◆ **The task**: Write out each line that follows exactly as it stands, without the pictures.

◆ **Records shown**:
++++++++
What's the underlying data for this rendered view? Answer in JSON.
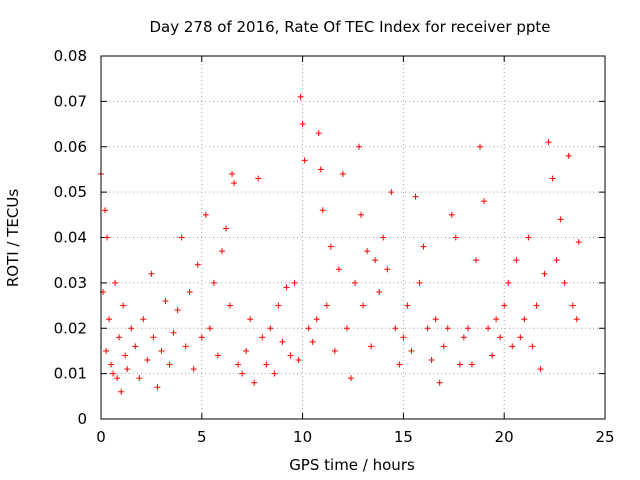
{
  "chart_data": {
    "type": "scatter",
    "title": "Day 278 of 2016, Rate Of TEC Index for receiver ppte",
    "xlabel": "GPS time / hours",
    "ylabel": "ROTI / TECUs",
    "xlim": [
      0,
      25
    ],
    "ylim": [
      0,
      0.08
    ],
    "xticks": [
      "0",
      "5",
      "10",
      "15",
      "20",
      "25"
    ],
    "yticks": [
      "0",
      "0.01",
      "0.02",
      "0.03",
      "0.04",
      "0.05",
      "0.06",
      "0.07",
      "0.08"
    ],
    "xtick_values": [
      0,
      5,
      10,
      15,
      20,
      25
    ],
    "ytick_values": [
      0,
      0.01,
      0.02,
      0.03,
      0.04,
      0.05,
      0.06,
      0.07,
      0.08
    ],
    "grid": true,
    "marker": "+",
    "marker_color": "#ff0000",
    "series": [
      {
        "name": "ROTI",
        "x": [
          0.0,
          0.1,
          0.2,
          0.25,
          0.3,
          0.4,
          0.5,
          0.6,
          0.7,
          0.8,
          0.9,
          1.0,
          1.1,
          1.2,
          1.3,
          1.5,
          1.7,
          1.9,
          2.1,
          2.3,
          2.5,
          2.6,
          2.8,
          3.0,
          3.2,
          3.4,
          3.6,
          3.8,
          4.0,
          4.2,
          4.4,
          4.6,
          4.8,
          5.0,
          5.2,
          5.4,
          5.6,
          5.8,
          6.0,
          6.2,
          6.4,
          6.5,
          6.6,
          6.8,
          7.0,
          7.2,
          7.4,
          7.6,
          7.8,
          8.0,
          8.2,
          8.4,
          8.6,
          8.8,
          9.0,
          9.2,
          9.4,
          9.6,
          9.8,
          9.9,
          10.0,
          10.1,
          10.3,
          10.5,
          10.7,
          10.8,
          10.9,
          11.0,
          11.2,
          11.4,
          11.6,
          11.8,
          12.0,
          12.2,
          12.4,
          12.6,
          12.8,
          12.9,
          13.0,
          13.2,
          13.4,
          13.6,
          13.8,
          14.0,
          14.2,
          14.4,
          14.6,
          14.8,
          15.0,
          15.2,
          15.4,
          15.6,
          15.8,
          16.0,
          16.2,
          16.4,
          16.6,
          16.8,
          17.0,
          17.2,
          17.4,
          17.6,
          17.8,
          18.0,
          18.2,
          18.4,
          18.6,
          18.8,
          19.0,
          19.2,
          19.4,
          19.6,
          19.8,
          20.0,
          20.2,
          20.4,
          20.6,
          20.8,
          21.0,
          21.2,
          21.4,
          21.6,
          21.8,
          22.0,
          22.2,
          22.4,
          22.6,
          22.8,
          23.0,
          23.2,
          23.4,
          23.6,
          23.7
        ],
        "y": [
          0.054,
          0.028,
          0.046,
          0.015,
          0.04,
          0.022,
          0.012,
          0.01,
          0.03,
          0.009,
          0.018,
          0.006,
          0.025,
          0.014,
          0.011,
          0.02,
          0.016,
          0.009,
          0.022,
          0.013,
          0.032,
          0.018,
          0.007,
          0.015,
          0.026,
          0.012,
          0.019,
          0.024,
          0.04,
          0.016,
          0.028,
          0.011,
          0.034,
          0.018,
          0.045,
          0.02,
          0.03,
          0.014,
          0.037,
          0.042,
          0.025,
          0.054,
          0.052,
          0.012,
          0.01,
          0.015,
          0.022,
          0.008,
          0.053,
          0.018,
          0.012,
          0.02,
          0.01,
          0.025,
          0.017,
          0.029,
          0.014,
          0.03,
          0.013,
          0.071,
          0.065,
          0.057,
          0.02,
          0.017,
          0.022,
          0.063,
          0.055,
          0.046,
          0.025,
          0.038,
          0.015,
          0.033,
          0.054,
          0.02,
          0.009,
          0.03,
          0.06,
          0.045,
          0.025,
          0.037,
          0.016,
          0.035,
          0.028,
          0.04,
          0.033,
          0.05,
          0.02,
          0.012,
          0.018,
          0.025,
          0.015,
          0.049,
          0.03,
          0.038,
          0.02,
          0.013,
          0.022,
          0.008,
          0.016,
          0.02,
          0.045,
          0.04,
          0.012,
          0.018,
          0.02,
          0.012,
          0.035,
          0.06,
          0.048,
          0.02,
          0.014,
          0.022,
          0.018,
          0.025,
          0.03,
          0.016,
          0.035,
          0.018,
          0.022,
          0.04,
          0.016,
          0.025,
          0.011,
          0.032,
          0.061,
          0.053,
          0.035,
          0.044,
          0.03,
          0.058,
          0.025,
          0.022,
          0.039
        ]
      }
    ]
  }
}
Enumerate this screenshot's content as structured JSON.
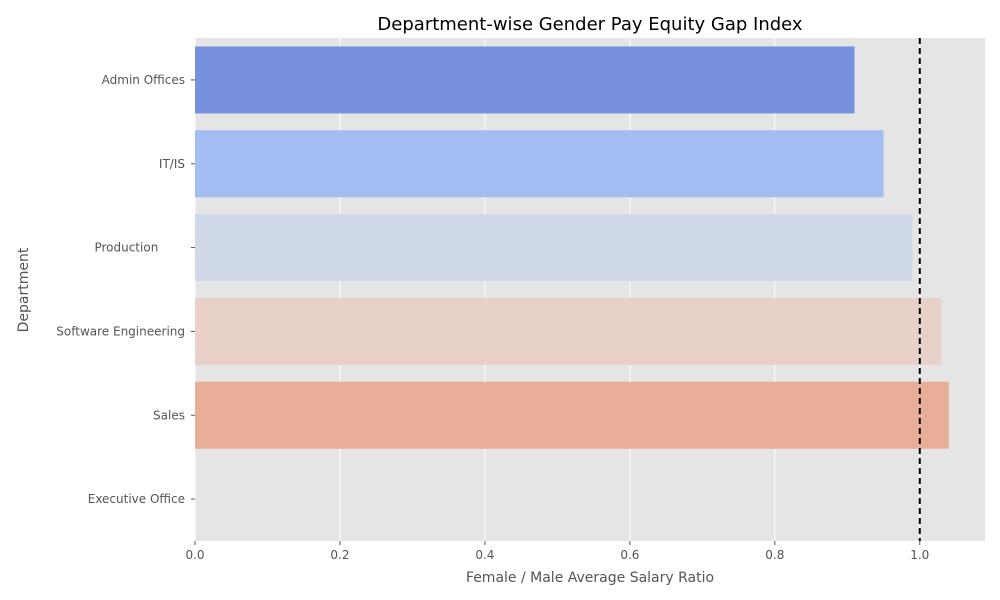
{
  "chart_data": {
    "type": "bar",
    "orientation": "horizontal",
    "title": "Department-wise Gender Pay Equity Gap Index",
    "xlabel": "Female / Male Average Salary Ratio",
    "ylabel": "Department",
    "xlim": [
      0,
      1.09
    ],
    "x_ticks": [
      "0.0",
      "0.2",
      "0.4",
      "0.6",
      "0.8",
      "1.0"
    ],
    "x_tick_values": [
      0,
      0.2,
      0.4,
      0.6,
      0.8,
      1.0
    ],
    "grid": true,
    "reference_line": {
      "value": 1.0,
      "style": "dashed",
      "color": "#000000"
    },
    "categories": [
      "Admin Offices",
      "IT/IS",
      "Production       ",
      "Software Engineering",
      "Sales",
      "Executive Office"
    ],
    "values": [
      0.91,
      0.95,
      0.99,
      1.03,
      1.04,
      null
    ],
    "colors": [
      "#7791df",
      "#a3bdf3",
      "#cfd9ea",
      "#e8d1c8",
      "#e9ae98",
      "#e9ae98"
    ]
  }
}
++++++++
◆ **Response below**:
What's the underlying data for this rendered view? Answer in JSON.
{
  "chart_data": {
    "type": "scatter",
    "title": "Day 278 of 2016, Rate Of TEC Index for receiver ppte",
    "xlabel": "GPS time / hours",
    "ylabel": "ROTI / TECUs",
    "xlim": [
      0,
      25
    ],
    "ylim": [
      0,
      0.08
    ],
    "xticks": [
      "0",
      "5",
      "10",
      "15",
      "20",
      "25"
    ],
    "yticks": [
      "0",
      "0.01",
      "0.02",
      "0.03",
      "0.04",
      "0.05",
      "0.06",
      "0.07",
      "0.08"
    ],
    "xtick_values": [
      0,
      5,
      10,
      15,
      20,
      25
    ],
    "ytick_values": [
      0,
      0.01,
      0.02,
      0.03,
      0.04,
      0.05,
      0.06,
      0.07,
      0.08
    ],
    "grid": true,
    "marker": "+",
    "marker_color": "#ff0000",
    "series": [
      {
        "name": "ROTI",
        "x": [
          0.0,
          0.1,
          0.2,
          0.25,
          0.3,
          0.4,
          0.5,
          0.6,
          0.7,
          0.8,
          0.9,
          1.0,
          1.1,
          1.2,
          1.3,
          1.5,
          1.7,
          1.9,
          2.1,
          2.3,
          2.5,
          2.6,
          2.8,
          3.0,
          3.2,
          3.4,
          3.6,
          3.8,
          4.0,
          4.2,
          4.4,
          4.6,
          4.8,
          5.0,
          5.2,
          5.4,
          5.6,
          5.8,
          6.0,
          6.2,
          6.4,
          6.5,
          6.6,
          6.8,
          7.0,
          7.2,
          7.4,
          7.6,
          7.8,
          8.0,
          8.2,
          8.4,
          8.6,
          8.8,
          9.0,
          9.2,
          9.4,
          9.6,
          9.8,
          9.9,
          10.0,
          10.1,
          10.3,
          10.5,
          10.7,
          10.8,
          10.9,
          11.0,
          11.2,
          11.4,
          11.6,
          11.8,
          12.0,
          12.2,
          12.4,
          12.6,
          12.8,
          12.9,
          13.0,
          13.2,
          13.4,
          13.6,
          13.8,
          14.0,
          14.2,
          14.4,
          14.6,
          14.8,
          15.0,
          15.2,
          15.4,
          15.6,
          15.8,
          16.0,
          16.2,
          16.4,
          16.6,
          16.8,
          17.0,
          17.2,
          17.4,
          17.6,
          17.8,
          18.0,
          18.2,
          18.4,
          18.6,
          18.8,
          19.0,
          19.2,
          19.4,
          19.6,
          19.8,
          20.0,
          20.2,
          20.4,
          20.6,
          20.8,
          21.0,
          21.2,
          21.4,
          21.6,
          21.8,
          22.0,
          22.2,
          22.4,
          22.6,
          22.8,
          23.0,
          23.2,
          23.4,
          23.6,
          23.7
        ],
        "y": [
          0.054,
          0.028,
          0.046,
          0.015,
          0.04,
          0.022,
          0.012,
          0.01,
          0.03,
          0.009,
          0.018,
          0.006,
          0.025,
          0.014,
          0.011,
          0.02,
          0.016,
          0.009,
          0.022,
          0.013,
          0.032,
          0.018,
          0.007,
          0.015,
          0.026,
          0.012,
          0.019,
          0.024,
          0.04,
          0.016,
          0.028,
          0.011,
          0.034,
          0.018,
          0.045,
          0.02,
          0.03,
          0.014,
          0.037,
          0.042,
          0.025,
          0.054,
          0.052,
          0.012,
          0.01,
          0.015,
          0.022,
          0.008,
          0.053,
          0.018,
          0.012,
          0.02,
          0.01,
          0.025,
          0.017,
          0.029,
          0.014,
          0.03,
          0.013,
          0.071,
          0.065,
          0.057,
          0.02,
          0.017,
          0.022,
          0.063,
          0.055,
          0.046,
          0.025,
          0.038,
          0.015,
          0.033,
          0.054,
          0.02,
          0.009,
          0.03,
          0.06,
          0.045,
          0.025,
          0.037,
          0.016,
          0.035,
          0.028,
          0.04,
          0.033,
          0.05,
          0.02,
          0.012,
          0.018,
          0.025,
          0.015,
          0.049,
          0.03,
          0.038,
          0.02,
          0.013,
          0.022,
          0.008,
          0.016,
          0.02,
          0.045,
          0.04,
          0.012,
          0.018,
          0.02,
          0.012,
          0.035,
          0.06,
          0.048,
          0.02,
          0.014,
          0.022,
          0.018,
          0.025,
          0.03,
          0.016,
          0.035,
          0.018,
          0.022,
          0.04,
          0.016,
          0.025,
          0.011,
          0.032,
          0.061,
          0.053,
          0.035,
          0.044,
          0.03,
          0.058,
          0.025,
          0.022,
          0.039
        ]
      }
    ]
  }
}
Enumerate this screenshot's content as structured JSON.
{
  "chart_data": {
    "type": "bar",
    "orientation": "horizontal",
    "title": "Department-wise Gender Pay Equity Gap Index",
    "xlabel": "Female / Male Average Salary Ratio",
    "ylabel": "Department",
    "xlim": [
      0,
      1.09
    ],
    "x_ticks": [
      "0.0",
      "0.2",
      "0.4",
      "0.6",
      "0.8",
      "1.0"
    ],
    "x_tick_values": [
      0,
      0.2,
      0.4,
      0.6,
      0.8,
      1.0
    ],
    "grid": true,
    "reference_line": {
      "value": 1.0,
      "style": "dashed",
      "color": "#000000"
    },
    "categories": [
      "Admin Offices",
      "IT/IS",
      "Production       ",
      "Software Engineering",
      "Sales",
      "Executive Office"
    ],
    "values": [
      0.91,
      0.95,
      0.99,
      1.03,
      1.04,
      null
    ],
    "colors": [
      "#7791df",
      "#a3bdf3",
      "#cfd9ea",
      "#e8d1c8",
      "#e9ae98",
      "#e9ae98"
    ]
  }
}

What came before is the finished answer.